- Task input
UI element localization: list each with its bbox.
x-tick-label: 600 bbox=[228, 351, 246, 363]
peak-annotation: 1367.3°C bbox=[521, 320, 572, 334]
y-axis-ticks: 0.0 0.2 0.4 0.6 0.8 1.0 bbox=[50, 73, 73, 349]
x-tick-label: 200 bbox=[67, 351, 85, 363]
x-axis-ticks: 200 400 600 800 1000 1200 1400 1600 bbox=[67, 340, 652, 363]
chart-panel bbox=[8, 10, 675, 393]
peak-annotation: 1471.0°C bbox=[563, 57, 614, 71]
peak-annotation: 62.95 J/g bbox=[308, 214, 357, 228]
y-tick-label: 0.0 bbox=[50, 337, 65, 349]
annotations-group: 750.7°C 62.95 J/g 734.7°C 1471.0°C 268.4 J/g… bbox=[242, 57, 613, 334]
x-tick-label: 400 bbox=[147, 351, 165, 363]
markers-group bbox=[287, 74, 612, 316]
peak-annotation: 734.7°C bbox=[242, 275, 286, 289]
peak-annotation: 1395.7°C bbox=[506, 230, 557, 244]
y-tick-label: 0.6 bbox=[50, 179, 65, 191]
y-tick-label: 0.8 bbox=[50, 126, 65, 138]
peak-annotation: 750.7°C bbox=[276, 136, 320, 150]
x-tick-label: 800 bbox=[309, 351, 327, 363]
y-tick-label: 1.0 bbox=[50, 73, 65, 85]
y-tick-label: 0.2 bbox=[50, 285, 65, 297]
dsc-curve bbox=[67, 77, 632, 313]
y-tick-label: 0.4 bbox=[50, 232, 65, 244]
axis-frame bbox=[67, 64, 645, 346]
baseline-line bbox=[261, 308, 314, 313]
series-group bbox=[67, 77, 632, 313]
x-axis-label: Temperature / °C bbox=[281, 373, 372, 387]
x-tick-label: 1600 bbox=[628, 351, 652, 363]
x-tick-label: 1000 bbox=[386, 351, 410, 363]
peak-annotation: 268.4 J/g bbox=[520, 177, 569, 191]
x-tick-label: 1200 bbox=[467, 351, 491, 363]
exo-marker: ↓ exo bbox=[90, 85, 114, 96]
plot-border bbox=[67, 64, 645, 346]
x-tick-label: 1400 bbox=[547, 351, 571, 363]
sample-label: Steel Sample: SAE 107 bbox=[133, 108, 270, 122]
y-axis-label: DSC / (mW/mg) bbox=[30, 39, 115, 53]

- Brief
Copy every line of the material above word for word, keeping the same order.

- The response
UI element localization: list each with its bbox.
x-tick-label: 600 bbox=[228, 351, 246, 363]
peak-annotation: 1367.3°C bbox=[521, 320, 572, 334]
y-axis-ticks: 0.0 0.2 0.4 0.6 0.8 1.0 bbox=[50, 73, 73, 349]
x-tick-label: 200 bbox=[67, 351, 85, 363]
x-axis-ticks: 200 400 600 800 1000 1200 1400 1600 bbox=[67, 340, 652, 363]
chart-panel bbox=[8, 10, 675, 393]
peak-annotation: 1471.0°C bbox=[563, 57, 614, 71]
peak-annotation: 62.95 J/g bbox=[308, 214, 357, 228]
y-tick-label: 0.0 bbox=[50, 337, 65, 349]
annotations-group: 750.7°C 62.95 J/g 734.7°C 1471.0°C 268.4 J/g… bbox=[242, 57, 613, 334]
x-tick-label: 400 bbox=[147, 351, 165, 363]
markers-group bbox=[287, 74, 612, 316]
peak-annotation: 734.7°C bbox=[242, 275, 286, 289]
peak-annotation: 1395.7°C bbox=[506, 230, 557, 244]
y-tick-label: 0.6 bbox=[50, 179, 65, 191]
y-tick-label: 0.8 bbox=[50, 126, 65, 138]
peak-annotation: 750.7°C bbox=[276, 136, 320, 150]
x-tick-label: 800 bbox=[309, 351, 327, 363]
y-tick-label: 1.0 bbox=[50, 73, 65, 85]
y-tick-label: 0.2 bbox=[50, 285, 65, 297]
dsc-curve bbox=[67, 77, 632, 313]
y-tick-label: 0.4 bbox=[50, 232, 65, 244]
axis-frame bbox=[67, 64, 645, 346]
baseline-line bbox=[261, 308, 314, 313]
series-group bbox=[67, 77, 632, 313]
x-axis-label: Temperature / °C bbox=[281, 373, 372, 387]
x-tick-label: 1600 bbox=[628, 351, 652, 363]
x-tick-label: 1000 bbox=[386, 351, 410, 363]
peak-annotation: 268.4 J/g bbox=[520, 177, 569, 191]
x-tick-label: 1200 bbox=[467, 351, 491, 363]
exo-marker: ↓ exo bbox=[90, 85, 114, 96]
plot-border bbox=[67, 64, 645, 346]
x-tick-label: 1400 bbox=[547, 351, 571, 363]
sample-label: Steel Sample: SAE 107 bbox=[133, 108, 270, 122]
y-axis-label: DSC / (mW/mg) bbox=[30, 39, 115, 53]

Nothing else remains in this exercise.